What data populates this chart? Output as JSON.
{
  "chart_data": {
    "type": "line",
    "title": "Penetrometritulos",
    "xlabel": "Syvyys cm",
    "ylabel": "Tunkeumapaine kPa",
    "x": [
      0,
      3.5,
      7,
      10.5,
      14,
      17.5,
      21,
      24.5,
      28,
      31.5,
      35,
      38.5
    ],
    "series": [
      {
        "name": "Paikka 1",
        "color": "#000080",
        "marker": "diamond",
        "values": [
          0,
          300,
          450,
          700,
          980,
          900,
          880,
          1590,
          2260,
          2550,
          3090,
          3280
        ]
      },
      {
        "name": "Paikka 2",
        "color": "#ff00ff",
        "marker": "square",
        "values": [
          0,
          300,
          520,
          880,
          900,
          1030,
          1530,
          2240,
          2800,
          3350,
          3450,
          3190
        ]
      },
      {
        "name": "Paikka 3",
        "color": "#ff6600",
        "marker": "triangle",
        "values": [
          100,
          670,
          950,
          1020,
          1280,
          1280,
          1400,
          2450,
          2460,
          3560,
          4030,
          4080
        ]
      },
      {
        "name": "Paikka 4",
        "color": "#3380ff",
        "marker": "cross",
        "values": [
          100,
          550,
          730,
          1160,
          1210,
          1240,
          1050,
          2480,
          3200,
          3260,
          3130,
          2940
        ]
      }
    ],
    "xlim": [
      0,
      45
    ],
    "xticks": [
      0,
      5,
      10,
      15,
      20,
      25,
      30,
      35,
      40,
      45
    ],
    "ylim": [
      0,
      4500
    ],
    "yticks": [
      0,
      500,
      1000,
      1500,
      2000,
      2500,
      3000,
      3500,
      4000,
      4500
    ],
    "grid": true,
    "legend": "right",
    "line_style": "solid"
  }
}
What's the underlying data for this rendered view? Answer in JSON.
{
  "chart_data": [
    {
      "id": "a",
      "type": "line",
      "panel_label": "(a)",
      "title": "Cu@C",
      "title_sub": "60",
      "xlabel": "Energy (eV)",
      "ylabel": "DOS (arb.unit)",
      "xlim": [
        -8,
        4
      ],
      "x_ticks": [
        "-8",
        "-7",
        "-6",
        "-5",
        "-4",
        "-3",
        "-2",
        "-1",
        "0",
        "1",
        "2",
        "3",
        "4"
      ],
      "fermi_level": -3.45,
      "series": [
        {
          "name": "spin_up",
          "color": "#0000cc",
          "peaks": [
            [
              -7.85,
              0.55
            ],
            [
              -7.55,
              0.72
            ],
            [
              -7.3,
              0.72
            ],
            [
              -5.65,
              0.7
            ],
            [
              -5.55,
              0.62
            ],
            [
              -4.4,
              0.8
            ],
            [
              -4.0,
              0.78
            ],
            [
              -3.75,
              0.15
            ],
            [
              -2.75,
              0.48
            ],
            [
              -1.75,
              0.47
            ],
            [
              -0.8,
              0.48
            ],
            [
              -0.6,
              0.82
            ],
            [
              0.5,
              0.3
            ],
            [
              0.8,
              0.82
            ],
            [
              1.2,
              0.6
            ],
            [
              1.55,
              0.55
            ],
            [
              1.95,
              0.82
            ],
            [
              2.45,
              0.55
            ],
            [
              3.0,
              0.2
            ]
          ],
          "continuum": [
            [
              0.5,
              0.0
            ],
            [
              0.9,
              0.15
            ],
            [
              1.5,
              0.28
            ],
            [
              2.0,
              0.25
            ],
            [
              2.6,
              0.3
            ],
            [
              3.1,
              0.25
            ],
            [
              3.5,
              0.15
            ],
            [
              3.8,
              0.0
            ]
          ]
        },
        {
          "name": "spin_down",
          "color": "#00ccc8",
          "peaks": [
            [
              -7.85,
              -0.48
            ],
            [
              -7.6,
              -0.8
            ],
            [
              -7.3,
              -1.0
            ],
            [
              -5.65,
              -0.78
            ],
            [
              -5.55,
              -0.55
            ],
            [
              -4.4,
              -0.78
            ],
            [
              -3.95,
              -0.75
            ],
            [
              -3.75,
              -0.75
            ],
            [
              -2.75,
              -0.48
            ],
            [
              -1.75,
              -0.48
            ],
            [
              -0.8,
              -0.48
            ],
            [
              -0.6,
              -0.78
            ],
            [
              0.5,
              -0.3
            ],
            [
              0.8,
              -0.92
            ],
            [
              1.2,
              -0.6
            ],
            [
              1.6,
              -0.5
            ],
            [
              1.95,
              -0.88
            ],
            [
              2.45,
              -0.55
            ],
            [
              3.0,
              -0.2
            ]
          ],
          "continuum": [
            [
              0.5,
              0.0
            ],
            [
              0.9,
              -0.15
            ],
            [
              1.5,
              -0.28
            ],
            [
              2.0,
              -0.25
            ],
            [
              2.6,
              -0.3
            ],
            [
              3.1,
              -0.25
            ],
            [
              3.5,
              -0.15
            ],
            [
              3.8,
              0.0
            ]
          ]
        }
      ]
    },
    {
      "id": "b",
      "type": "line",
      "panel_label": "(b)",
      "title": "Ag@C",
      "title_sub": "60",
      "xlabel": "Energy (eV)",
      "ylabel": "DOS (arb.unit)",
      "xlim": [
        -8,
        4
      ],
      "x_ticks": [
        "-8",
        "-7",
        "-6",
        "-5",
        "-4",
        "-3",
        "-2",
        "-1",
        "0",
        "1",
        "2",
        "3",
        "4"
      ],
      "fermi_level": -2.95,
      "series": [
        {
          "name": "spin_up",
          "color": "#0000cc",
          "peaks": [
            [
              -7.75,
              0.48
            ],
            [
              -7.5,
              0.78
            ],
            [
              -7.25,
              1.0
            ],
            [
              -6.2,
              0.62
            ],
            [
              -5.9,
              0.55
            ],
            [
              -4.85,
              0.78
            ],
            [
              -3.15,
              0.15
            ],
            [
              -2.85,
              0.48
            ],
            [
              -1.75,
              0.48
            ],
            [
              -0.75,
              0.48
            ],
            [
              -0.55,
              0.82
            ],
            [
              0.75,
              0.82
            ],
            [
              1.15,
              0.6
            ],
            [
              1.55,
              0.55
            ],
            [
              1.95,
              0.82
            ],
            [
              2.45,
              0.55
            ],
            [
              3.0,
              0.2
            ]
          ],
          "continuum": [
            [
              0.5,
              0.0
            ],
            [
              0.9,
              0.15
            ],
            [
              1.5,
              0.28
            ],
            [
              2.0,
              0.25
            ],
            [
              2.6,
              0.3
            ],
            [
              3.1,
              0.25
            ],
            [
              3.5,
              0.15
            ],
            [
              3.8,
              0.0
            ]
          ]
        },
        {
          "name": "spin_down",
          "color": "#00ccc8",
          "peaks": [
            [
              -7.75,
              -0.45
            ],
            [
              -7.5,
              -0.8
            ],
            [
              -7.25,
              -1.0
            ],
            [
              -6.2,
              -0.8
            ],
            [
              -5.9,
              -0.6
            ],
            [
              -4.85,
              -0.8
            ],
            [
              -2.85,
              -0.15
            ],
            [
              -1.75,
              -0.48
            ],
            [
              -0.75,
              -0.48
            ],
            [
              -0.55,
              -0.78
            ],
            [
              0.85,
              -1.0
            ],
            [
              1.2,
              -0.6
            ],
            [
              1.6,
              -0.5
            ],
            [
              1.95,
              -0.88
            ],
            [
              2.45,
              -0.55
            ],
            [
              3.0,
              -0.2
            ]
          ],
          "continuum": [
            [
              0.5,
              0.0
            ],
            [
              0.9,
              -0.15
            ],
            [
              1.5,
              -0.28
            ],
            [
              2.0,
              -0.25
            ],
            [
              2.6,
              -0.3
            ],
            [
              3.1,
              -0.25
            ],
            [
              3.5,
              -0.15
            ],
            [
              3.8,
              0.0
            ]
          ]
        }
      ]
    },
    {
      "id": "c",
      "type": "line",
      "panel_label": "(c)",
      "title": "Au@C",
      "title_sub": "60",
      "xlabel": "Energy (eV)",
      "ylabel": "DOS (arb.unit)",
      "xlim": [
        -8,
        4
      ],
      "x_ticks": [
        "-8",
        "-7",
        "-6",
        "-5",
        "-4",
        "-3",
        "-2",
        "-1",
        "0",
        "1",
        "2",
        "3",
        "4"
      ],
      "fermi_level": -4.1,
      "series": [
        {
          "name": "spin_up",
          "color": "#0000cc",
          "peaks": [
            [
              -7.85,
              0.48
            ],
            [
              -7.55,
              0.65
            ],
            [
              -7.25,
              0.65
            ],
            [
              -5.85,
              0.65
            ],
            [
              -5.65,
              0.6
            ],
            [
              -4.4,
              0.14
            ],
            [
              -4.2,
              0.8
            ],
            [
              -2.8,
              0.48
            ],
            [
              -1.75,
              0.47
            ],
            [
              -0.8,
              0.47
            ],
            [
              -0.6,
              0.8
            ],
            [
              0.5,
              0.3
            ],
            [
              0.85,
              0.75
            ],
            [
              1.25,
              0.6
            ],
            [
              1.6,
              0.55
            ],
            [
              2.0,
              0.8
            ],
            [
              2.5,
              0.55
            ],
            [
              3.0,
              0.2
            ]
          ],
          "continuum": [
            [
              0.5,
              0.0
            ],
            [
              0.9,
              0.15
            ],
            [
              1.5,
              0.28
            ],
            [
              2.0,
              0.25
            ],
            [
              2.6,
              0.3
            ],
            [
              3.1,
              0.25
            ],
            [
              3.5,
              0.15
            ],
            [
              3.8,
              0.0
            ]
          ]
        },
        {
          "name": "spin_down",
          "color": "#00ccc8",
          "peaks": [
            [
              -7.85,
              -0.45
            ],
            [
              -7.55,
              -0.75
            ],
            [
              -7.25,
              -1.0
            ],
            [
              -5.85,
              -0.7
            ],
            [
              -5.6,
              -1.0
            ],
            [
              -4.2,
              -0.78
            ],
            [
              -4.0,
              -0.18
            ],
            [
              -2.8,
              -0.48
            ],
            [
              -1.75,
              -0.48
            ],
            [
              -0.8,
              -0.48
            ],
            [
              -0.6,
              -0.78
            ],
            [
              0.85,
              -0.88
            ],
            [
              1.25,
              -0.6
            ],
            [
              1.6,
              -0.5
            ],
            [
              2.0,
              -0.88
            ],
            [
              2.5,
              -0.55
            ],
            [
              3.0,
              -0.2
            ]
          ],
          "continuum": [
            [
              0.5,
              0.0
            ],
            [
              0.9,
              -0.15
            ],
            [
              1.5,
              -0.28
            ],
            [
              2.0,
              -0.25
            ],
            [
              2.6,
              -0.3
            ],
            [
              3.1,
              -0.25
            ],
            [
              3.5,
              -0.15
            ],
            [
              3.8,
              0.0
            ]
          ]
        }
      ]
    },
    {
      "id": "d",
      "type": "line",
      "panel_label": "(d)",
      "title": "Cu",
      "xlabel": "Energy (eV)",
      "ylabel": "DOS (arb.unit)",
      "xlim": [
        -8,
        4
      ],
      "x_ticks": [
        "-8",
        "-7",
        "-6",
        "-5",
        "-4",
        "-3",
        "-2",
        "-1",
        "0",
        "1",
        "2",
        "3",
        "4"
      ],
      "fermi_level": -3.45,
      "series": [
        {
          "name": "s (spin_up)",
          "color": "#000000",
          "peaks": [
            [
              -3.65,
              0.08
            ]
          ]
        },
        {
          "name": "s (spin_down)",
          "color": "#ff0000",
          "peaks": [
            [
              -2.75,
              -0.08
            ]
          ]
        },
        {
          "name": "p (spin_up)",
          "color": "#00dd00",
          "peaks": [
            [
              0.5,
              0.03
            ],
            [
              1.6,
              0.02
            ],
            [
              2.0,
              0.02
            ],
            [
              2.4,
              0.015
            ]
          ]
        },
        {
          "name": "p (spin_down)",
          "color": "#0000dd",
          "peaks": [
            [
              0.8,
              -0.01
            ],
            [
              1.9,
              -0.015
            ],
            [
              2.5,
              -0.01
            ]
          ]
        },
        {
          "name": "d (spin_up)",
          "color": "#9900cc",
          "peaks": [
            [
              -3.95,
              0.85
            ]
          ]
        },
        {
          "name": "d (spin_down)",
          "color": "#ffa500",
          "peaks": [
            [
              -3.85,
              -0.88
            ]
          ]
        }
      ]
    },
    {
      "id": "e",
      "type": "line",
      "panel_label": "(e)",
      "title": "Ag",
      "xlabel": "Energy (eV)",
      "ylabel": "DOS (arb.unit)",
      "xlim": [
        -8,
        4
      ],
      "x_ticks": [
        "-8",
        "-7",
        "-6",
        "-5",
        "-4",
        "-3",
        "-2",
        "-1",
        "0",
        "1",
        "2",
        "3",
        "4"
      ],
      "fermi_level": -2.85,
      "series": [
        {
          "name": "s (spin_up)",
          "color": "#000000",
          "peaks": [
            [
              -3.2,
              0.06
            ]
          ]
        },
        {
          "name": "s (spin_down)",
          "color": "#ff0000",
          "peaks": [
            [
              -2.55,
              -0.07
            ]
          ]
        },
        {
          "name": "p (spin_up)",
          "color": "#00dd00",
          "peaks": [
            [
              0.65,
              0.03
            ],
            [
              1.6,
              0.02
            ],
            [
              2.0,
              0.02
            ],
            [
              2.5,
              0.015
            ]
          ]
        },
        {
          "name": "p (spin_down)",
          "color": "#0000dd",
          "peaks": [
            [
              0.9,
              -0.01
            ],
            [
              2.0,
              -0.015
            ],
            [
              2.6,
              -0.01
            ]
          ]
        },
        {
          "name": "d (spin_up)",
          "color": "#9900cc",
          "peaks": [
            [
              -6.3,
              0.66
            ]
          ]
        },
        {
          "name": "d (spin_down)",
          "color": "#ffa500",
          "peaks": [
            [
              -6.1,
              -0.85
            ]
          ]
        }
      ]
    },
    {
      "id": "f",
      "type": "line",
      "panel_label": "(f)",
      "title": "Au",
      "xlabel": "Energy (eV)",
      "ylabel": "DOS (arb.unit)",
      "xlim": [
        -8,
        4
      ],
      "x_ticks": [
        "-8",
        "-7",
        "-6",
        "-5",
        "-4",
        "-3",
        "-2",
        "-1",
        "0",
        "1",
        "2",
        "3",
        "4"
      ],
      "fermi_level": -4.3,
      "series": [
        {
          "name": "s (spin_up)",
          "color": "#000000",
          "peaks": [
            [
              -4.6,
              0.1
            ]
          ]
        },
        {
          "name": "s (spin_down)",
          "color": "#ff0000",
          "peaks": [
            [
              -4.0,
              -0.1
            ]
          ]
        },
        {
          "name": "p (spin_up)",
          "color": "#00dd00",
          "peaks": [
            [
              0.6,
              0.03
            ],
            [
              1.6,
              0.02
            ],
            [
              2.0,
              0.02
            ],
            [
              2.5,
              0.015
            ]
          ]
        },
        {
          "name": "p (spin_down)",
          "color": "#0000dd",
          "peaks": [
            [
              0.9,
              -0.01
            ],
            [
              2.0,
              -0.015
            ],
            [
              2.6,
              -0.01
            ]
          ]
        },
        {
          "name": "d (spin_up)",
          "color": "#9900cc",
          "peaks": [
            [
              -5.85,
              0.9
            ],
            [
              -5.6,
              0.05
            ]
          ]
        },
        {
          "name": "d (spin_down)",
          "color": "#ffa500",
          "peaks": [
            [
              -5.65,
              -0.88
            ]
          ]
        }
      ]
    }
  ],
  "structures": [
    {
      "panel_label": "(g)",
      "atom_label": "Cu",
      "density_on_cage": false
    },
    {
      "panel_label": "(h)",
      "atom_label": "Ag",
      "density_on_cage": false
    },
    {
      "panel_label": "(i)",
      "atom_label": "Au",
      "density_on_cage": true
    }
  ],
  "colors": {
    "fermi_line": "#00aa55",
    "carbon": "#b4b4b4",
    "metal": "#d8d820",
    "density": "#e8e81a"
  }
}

________

[EXERCISE INSTRUCTIONS] Go through the data above and find the lines with the word "Paikka". Copy each of those lines.

[THE COMPLETED TASK]
        "name": "Paikka 1",
        "name": "Paikka 2",
        "name": "Paikka 3",
        "name": "Paikka 4",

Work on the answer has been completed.